TASK INPUT:
::::::
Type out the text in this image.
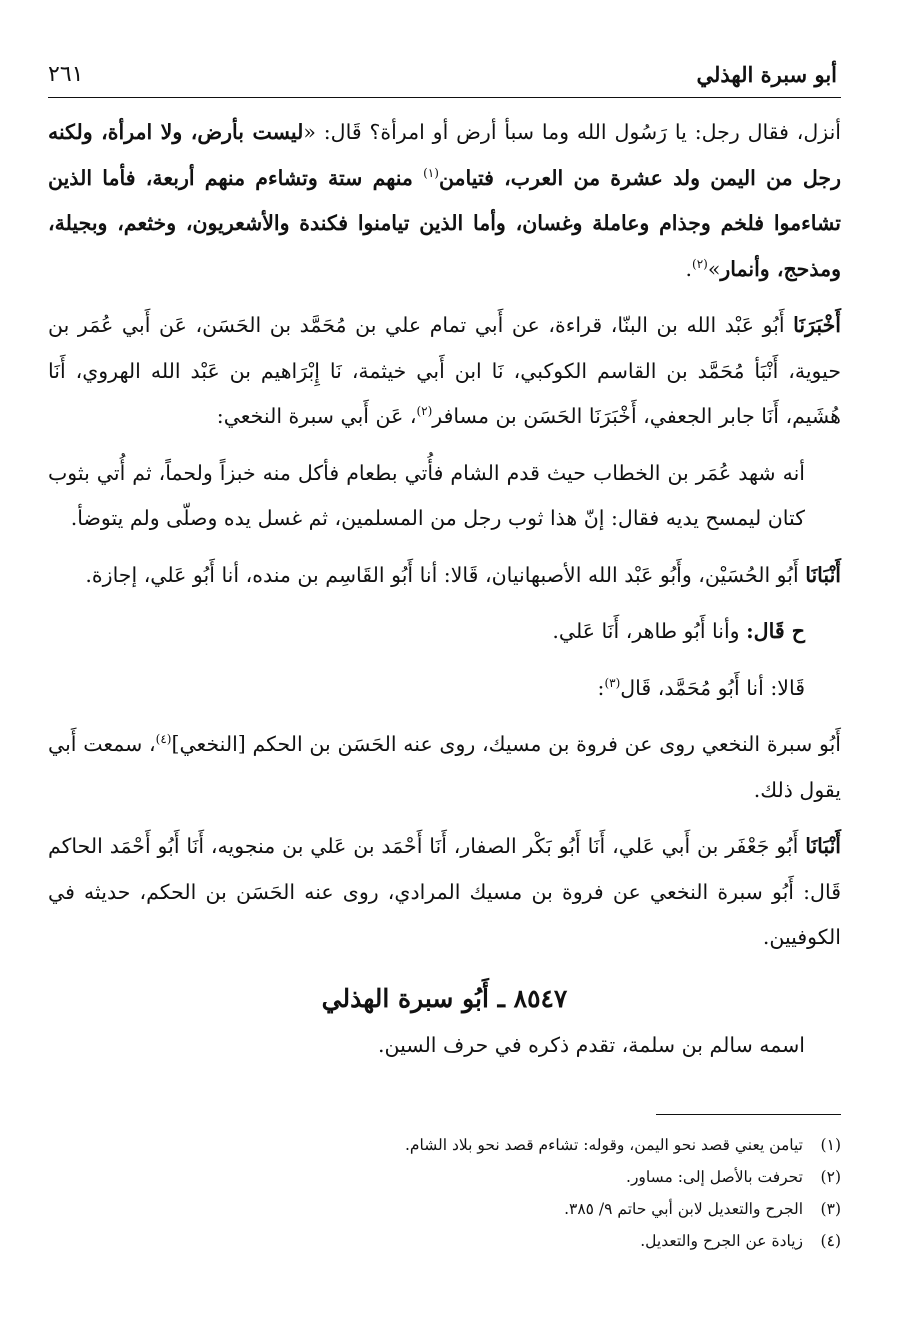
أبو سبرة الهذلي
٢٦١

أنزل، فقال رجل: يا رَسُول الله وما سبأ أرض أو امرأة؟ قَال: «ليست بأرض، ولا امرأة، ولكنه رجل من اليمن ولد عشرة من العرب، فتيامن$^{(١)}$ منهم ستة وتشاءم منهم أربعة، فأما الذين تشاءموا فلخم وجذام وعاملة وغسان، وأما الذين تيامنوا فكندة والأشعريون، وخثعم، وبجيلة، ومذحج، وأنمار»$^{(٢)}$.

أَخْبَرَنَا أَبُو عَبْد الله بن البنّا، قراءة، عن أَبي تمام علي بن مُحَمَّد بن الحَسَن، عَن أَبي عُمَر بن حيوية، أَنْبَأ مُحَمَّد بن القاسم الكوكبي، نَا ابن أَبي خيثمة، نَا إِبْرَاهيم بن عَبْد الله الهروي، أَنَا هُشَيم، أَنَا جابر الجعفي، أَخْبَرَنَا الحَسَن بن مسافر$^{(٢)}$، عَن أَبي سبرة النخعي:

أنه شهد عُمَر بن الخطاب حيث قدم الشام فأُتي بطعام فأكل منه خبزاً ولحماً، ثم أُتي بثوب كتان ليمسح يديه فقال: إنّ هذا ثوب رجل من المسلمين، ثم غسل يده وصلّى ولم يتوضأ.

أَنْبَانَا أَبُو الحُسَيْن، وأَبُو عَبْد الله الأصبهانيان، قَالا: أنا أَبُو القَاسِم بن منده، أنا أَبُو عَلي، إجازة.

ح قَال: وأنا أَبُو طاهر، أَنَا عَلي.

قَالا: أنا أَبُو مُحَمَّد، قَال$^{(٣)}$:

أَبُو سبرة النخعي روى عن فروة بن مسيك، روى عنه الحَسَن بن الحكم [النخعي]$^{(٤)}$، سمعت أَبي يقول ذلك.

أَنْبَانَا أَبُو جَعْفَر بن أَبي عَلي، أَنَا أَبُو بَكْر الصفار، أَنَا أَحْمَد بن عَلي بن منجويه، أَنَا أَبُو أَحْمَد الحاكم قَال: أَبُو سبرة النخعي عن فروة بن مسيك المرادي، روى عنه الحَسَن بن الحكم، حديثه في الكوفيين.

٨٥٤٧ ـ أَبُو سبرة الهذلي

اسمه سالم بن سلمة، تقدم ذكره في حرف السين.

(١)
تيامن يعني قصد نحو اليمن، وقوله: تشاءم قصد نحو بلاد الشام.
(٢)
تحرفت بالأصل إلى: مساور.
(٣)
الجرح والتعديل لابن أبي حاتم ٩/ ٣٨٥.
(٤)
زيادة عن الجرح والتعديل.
::::::
AIM OF THE TASK:
Repeat the records in full, exactly as they appear, without the pictures.

OUTPUT FOR THIS TASK:
Type out the text in this image.
أبو سبرة الهذلي
٢٦١

أنزل، فقال رجل: يا رَسُول الله وما سبأ أرض أو امرأة؟ قَال: «ليست بأرض، ولا امرأة، ولكنه رجل من اليمن ولد عشرة من العرب، فتيامن$^{(١)}$ منهم ستة وتشاءم منهم أربعة، فأما الذين تشاءموا فلخم وجذام وعاملة وغسان، وأما الذين تيامنوا فكندة والأشعريون، وخثعم، وبجيلة، ومذحج، وأنمار»$^{(٢)}$.

أَخْبَرَنَا أَبُو عَبْد الله بن البنّا، قراءة، عن أَبي تمام علي بن مُحَمَّد بن الحَسَن، عَن أَبي عُمَر بن حيوية، أَنْبَأ مُحَمَّد بن القاسم الكوكبي، نَا ابن أَبي خيثمة، نَا إِبْرَاهيم بن عَبْد الله الهروي، أَنَا هُشَيم، أَنَا جابر الجعفي، أَخْبَرَنَا الحَسَن بن مسافر$^{(٢)}$، عَن أَبي سبرة النخعي:

أنه شهد عُمَر بن الخطاب حيث قدم الشام فأُتي بطعام فأكل منه خبزاً ولحماً، ثم أُتي بثوب كتان ليمسح يديه فقال: إنّ هذا ثوب رجل من المسلمين، ثم غسل يده وصلّى ولم يتوضأ.

أَنْبَانَا أَبُو الحُسَيْن، وأَبُو عَبْد الله الأصبهانيان، قَالا: أنا أَبُو القَاسِم بن منده، أنا أَبُو عَلي، إجازة.

ح قَال: وأنا أَبُو طاهر، أَنَا عَلي.

قَالا: أنا أَبُو مُحَمَّد، قَال$^{(٣)}$:

أَبُو سبرة النخعي روى عن فروة بن مسيك، روى عنه الحَسَن بن الحكم [النخعي]$^{(٤)}$، سمعت أَبي يقول ذلك.

أَنْبَانَا أَبُو جَعْفَر بن أَبي عَلي، أَنَا أَبُو بَكْر الصفار، أَنَا أَحْمَد بن عَلي بن منجويه، أَنَا أَبُو أَحْمَد الحاكم قَال: أَبُو سبرة النخعي عن فروة بن مسيك المرادي، روى عنه الحَسَن بن الحكم، حديثه في الكوفيين.

٨٥٤٧ ـ أَبُو سبرة الهذلي

اسمه سالم بن سلمة، تقدم ذكره في حرف السين.

(١)
تيامن يعني قصد نحو اليمن، وقوله: تشاءم قصد نحو بلاد الشام.
(٢)
تحرفت بالأصل إلى: مساور.
(٣)
الجرح والتعديل لابن أبي حاتم ٩/ ٣٨٥.
(٤)
زيادة عن الجرح والتعديل.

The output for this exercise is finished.